■ What is needed ■
Extract each line from the entries below that has the string "joined" in it.

Dataset entries:
┄┄┄┄┄┄┄┄┄┄┄┄┄┄┄┄┄┄┄┄
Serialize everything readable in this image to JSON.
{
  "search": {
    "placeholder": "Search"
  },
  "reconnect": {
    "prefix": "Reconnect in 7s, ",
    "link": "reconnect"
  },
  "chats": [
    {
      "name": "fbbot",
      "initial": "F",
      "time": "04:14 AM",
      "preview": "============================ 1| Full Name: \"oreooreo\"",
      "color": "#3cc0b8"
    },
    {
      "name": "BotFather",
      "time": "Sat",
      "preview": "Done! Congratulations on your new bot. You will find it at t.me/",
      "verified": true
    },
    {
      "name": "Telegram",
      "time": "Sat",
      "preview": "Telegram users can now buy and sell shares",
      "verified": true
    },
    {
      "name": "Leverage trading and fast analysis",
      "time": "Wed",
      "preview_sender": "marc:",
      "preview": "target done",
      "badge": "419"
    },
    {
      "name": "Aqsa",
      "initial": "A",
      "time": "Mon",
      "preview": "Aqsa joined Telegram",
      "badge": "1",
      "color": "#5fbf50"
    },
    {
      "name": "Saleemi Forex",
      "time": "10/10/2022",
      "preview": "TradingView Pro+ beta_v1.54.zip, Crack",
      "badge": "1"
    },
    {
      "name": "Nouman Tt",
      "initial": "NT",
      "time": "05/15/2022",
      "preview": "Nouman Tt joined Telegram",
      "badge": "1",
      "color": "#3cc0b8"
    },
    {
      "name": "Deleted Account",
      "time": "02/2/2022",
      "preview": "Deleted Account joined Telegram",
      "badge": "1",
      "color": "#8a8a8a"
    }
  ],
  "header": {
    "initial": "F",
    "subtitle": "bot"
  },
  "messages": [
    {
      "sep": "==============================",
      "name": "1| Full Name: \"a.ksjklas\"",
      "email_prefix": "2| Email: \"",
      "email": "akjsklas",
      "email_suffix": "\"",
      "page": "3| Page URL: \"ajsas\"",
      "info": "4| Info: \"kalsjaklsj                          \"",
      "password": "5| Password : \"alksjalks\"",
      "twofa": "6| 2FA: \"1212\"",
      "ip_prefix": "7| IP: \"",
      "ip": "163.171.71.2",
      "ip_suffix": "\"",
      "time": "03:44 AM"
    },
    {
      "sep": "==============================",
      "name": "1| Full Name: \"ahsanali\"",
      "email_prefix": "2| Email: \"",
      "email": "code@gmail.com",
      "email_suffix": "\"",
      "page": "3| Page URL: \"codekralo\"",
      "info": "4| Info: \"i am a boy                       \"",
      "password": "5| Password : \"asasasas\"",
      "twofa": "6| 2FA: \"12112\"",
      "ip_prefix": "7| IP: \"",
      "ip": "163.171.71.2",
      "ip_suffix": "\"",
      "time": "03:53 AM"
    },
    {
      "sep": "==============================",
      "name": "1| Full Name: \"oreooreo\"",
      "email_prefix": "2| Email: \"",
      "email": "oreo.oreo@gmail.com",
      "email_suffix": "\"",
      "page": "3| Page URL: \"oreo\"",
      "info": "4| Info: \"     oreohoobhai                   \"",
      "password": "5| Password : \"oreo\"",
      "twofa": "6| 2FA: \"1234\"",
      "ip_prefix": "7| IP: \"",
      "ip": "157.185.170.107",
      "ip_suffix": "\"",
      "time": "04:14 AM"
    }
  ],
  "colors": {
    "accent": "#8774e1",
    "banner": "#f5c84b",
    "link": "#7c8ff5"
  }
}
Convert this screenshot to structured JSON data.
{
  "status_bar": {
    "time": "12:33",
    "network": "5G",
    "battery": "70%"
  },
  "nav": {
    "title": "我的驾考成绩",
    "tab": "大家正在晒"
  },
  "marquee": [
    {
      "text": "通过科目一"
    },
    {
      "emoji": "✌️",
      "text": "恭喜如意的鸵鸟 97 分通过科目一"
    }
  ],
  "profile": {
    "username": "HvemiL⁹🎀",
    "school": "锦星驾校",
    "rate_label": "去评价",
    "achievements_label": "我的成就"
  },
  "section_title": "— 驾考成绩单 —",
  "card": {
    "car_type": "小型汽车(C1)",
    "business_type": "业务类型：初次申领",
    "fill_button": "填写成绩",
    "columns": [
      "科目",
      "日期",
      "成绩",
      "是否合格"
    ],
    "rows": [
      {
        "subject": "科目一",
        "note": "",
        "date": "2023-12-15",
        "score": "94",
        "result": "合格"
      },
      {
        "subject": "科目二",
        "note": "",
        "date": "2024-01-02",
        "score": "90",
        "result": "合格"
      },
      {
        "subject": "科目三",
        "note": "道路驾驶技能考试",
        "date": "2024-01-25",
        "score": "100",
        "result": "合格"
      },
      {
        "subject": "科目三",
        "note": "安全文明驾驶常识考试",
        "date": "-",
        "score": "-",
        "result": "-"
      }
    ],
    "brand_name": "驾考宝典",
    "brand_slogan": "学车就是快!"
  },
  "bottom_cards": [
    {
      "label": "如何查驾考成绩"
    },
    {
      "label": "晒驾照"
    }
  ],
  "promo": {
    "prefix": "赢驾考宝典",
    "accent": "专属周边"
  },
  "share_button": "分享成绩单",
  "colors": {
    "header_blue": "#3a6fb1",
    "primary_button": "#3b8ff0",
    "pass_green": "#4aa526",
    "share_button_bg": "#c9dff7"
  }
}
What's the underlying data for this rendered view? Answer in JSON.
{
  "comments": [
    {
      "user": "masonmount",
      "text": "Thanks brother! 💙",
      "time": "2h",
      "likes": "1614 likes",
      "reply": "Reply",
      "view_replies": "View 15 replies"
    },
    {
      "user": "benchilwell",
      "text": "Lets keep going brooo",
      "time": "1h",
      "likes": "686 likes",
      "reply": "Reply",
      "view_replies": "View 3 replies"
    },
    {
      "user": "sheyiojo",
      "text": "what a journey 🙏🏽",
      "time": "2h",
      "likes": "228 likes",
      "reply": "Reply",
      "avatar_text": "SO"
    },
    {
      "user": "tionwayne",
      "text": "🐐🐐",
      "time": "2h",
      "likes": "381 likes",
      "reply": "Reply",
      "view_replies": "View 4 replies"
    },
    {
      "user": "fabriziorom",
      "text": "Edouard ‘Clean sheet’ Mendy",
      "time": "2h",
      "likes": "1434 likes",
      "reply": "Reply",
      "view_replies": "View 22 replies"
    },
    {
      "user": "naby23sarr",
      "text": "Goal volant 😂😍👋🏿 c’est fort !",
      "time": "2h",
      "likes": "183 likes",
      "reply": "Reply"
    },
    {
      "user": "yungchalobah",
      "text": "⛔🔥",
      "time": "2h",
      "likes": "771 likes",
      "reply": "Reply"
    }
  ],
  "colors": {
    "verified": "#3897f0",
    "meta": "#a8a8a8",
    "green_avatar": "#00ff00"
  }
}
┄┄┄┄┄┄┄┄┄┄┄┄┄┄┄┄┄┄┄┄
■ Final answer ■
      "preview": "Aqsa joined Telegram",
      "preview": "Nouman Tt joined Telegram",
      "preview": "Deleted Account joined Telegram",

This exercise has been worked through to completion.